> [Exercise objective] Among the entries, which lines carry the string "name"? Copy each of them.
+ + + +
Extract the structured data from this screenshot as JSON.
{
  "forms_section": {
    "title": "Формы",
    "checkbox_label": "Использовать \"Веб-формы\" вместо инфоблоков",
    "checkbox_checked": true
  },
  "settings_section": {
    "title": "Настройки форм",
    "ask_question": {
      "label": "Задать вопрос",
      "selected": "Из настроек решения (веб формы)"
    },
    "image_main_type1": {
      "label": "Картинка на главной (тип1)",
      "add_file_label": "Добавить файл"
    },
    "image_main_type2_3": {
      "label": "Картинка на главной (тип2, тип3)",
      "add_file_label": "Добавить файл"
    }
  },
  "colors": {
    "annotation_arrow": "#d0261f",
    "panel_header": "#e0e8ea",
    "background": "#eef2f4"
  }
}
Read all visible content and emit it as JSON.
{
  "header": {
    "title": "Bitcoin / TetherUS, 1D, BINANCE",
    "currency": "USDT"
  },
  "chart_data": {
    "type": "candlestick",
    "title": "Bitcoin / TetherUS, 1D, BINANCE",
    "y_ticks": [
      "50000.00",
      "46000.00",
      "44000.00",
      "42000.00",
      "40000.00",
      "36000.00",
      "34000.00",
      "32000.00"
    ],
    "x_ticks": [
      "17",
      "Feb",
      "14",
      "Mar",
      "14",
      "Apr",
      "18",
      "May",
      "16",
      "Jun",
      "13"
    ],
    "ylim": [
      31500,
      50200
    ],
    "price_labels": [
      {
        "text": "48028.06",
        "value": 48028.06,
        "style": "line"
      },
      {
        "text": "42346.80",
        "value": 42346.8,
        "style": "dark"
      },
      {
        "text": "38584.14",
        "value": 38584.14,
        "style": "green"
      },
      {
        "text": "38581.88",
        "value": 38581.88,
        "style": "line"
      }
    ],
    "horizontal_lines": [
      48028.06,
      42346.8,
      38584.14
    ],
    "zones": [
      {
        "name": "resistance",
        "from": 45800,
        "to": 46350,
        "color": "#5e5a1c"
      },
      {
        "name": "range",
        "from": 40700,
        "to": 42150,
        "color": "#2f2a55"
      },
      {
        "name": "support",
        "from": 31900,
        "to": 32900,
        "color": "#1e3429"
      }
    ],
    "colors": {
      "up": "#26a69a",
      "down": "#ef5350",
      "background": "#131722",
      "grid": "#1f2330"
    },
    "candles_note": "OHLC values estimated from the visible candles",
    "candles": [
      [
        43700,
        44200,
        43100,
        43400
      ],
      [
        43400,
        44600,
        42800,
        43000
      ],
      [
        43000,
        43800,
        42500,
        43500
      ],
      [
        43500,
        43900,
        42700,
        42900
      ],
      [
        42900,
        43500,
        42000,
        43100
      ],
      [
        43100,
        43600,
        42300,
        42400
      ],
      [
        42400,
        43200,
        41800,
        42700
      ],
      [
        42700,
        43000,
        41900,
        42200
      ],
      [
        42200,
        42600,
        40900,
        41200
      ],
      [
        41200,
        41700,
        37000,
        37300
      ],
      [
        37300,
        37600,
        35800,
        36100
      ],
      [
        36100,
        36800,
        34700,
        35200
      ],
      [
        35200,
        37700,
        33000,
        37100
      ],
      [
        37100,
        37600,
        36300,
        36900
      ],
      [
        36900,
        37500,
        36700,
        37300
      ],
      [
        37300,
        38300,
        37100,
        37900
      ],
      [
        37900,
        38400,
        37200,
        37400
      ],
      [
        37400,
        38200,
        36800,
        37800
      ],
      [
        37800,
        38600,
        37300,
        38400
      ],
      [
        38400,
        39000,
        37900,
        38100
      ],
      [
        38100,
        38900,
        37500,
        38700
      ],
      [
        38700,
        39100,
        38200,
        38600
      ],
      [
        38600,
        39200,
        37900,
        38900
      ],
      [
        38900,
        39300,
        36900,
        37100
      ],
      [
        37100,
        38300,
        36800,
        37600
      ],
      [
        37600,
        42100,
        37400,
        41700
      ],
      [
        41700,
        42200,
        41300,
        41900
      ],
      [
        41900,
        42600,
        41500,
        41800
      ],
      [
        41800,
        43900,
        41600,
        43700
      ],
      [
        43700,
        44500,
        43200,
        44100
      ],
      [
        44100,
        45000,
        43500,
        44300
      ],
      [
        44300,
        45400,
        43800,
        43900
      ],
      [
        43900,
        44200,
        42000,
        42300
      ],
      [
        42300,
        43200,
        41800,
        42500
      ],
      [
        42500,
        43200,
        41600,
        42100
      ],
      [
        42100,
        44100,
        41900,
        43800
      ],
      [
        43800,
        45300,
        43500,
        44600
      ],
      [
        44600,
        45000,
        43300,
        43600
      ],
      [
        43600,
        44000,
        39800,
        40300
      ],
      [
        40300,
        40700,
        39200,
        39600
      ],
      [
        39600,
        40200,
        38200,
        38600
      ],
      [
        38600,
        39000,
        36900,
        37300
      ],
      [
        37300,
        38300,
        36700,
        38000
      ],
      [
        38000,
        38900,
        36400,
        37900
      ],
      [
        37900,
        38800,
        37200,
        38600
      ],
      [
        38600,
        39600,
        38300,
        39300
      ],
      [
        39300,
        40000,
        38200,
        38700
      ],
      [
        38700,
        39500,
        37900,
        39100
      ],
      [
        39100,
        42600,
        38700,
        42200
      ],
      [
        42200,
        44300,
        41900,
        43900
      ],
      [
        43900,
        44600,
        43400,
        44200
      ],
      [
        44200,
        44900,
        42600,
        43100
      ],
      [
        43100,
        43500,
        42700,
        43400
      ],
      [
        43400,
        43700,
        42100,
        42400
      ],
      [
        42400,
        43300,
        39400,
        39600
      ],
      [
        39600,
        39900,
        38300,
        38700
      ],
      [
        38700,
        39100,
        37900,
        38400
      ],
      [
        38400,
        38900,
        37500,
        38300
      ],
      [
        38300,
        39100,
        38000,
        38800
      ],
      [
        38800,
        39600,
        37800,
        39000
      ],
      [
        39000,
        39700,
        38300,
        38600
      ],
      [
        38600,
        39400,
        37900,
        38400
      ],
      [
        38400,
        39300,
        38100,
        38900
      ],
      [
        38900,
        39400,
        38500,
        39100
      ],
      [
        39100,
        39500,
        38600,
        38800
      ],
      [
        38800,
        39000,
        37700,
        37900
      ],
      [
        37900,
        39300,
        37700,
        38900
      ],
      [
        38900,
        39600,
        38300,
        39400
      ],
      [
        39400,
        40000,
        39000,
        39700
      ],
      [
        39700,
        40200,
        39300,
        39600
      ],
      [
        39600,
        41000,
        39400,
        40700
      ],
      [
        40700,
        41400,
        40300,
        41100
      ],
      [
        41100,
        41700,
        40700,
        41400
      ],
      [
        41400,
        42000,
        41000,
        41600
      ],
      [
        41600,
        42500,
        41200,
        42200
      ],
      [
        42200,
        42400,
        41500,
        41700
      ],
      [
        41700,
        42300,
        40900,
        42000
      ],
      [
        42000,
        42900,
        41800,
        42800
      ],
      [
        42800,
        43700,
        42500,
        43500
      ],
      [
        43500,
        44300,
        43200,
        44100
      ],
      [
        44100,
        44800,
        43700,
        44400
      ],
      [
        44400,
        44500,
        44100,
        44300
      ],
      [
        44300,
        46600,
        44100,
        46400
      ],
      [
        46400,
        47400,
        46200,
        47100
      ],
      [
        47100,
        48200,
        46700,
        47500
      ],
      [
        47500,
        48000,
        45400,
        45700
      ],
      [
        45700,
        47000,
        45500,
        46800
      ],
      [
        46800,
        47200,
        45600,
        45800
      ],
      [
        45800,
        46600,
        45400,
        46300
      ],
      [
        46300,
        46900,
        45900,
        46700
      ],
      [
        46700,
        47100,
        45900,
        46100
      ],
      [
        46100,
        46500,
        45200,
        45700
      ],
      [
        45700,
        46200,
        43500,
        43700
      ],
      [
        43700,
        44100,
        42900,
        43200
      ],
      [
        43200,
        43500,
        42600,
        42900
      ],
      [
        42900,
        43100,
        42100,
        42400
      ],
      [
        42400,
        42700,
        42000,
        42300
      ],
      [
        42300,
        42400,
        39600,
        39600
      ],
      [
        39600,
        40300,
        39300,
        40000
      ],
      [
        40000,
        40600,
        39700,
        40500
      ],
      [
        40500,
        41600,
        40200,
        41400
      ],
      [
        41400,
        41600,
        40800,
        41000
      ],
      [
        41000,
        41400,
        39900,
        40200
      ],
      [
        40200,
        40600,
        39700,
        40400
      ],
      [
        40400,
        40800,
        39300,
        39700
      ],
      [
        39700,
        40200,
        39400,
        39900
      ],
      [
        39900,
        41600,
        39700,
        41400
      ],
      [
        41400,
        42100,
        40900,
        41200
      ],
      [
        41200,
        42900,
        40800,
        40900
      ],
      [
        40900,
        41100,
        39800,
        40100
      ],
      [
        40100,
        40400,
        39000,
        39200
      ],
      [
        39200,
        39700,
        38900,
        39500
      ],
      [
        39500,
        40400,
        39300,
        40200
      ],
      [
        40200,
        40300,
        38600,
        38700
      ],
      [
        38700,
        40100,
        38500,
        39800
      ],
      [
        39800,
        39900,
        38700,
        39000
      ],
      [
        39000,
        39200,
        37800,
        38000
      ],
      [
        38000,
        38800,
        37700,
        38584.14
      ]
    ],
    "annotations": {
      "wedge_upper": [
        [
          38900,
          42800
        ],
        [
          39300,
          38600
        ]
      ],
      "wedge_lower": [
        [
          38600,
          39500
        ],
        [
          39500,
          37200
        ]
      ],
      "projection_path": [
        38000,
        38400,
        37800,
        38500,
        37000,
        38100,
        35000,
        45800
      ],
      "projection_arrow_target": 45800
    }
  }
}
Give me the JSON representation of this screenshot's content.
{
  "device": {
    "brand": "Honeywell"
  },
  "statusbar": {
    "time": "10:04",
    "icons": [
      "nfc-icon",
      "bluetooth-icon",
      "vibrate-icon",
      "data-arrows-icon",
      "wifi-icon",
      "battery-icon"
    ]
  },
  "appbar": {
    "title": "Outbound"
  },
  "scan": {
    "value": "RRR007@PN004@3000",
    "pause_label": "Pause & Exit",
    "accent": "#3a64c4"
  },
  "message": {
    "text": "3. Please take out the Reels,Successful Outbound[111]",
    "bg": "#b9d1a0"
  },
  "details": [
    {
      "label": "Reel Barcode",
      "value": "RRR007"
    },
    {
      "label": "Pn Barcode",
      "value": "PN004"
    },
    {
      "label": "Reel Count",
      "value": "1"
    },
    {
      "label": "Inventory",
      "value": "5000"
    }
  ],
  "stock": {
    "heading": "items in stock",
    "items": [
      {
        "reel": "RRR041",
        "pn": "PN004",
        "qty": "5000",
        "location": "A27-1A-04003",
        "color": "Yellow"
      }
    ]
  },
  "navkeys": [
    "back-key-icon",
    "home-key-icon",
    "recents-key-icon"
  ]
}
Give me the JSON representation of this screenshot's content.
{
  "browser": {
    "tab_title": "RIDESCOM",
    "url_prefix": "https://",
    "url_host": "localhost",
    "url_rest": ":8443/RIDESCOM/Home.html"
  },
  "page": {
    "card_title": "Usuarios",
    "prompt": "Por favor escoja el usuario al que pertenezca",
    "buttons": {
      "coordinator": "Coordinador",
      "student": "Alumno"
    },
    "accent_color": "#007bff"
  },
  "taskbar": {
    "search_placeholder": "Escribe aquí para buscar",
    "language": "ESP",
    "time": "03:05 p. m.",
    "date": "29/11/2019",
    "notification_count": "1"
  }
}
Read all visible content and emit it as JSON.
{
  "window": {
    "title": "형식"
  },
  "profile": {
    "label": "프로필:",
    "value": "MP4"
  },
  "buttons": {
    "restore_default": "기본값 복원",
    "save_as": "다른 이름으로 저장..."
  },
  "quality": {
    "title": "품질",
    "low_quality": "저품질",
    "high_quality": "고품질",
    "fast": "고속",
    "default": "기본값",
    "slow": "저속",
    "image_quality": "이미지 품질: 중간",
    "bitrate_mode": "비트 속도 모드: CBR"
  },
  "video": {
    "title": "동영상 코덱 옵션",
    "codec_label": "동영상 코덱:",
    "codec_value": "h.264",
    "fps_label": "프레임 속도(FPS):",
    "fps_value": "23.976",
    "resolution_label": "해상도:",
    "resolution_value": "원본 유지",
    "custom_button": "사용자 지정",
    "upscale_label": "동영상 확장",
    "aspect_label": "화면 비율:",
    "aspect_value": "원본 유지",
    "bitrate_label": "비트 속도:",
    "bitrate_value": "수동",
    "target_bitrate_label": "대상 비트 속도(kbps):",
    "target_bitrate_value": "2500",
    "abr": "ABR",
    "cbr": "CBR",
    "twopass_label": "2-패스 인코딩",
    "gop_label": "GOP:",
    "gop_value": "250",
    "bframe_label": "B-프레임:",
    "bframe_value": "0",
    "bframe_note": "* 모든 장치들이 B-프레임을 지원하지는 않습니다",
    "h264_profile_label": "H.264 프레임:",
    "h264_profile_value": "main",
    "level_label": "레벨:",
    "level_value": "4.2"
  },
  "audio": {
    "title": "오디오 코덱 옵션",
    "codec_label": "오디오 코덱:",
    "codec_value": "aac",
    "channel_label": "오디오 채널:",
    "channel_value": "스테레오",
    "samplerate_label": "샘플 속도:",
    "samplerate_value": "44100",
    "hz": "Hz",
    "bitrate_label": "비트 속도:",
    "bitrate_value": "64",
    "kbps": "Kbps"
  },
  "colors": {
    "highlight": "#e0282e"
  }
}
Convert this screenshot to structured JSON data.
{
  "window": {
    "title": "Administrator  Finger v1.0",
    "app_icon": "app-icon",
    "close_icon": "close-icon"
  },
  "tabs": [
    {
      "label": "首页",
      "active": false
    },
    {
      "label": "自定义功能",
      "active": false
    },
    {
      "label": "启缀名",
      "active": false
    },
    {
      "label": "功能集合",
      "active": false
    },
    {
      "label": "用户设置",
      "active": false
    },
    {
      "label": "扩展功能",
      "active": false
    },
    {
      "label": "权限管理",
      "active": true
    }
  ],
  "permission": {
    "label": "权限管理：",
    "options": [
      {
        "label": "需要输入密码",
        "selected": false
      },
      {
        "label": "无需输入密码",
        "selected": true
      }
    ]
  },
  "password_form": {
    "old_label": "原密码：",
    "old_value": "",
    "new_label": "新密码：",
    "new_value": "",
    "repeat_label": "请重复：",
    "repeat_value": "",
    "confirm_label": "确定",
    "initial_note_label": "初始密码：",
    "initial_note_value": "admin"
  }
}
+ + + +
> [Correct result]
        "name": "resistance",
        "name": "range",
        "name": "support",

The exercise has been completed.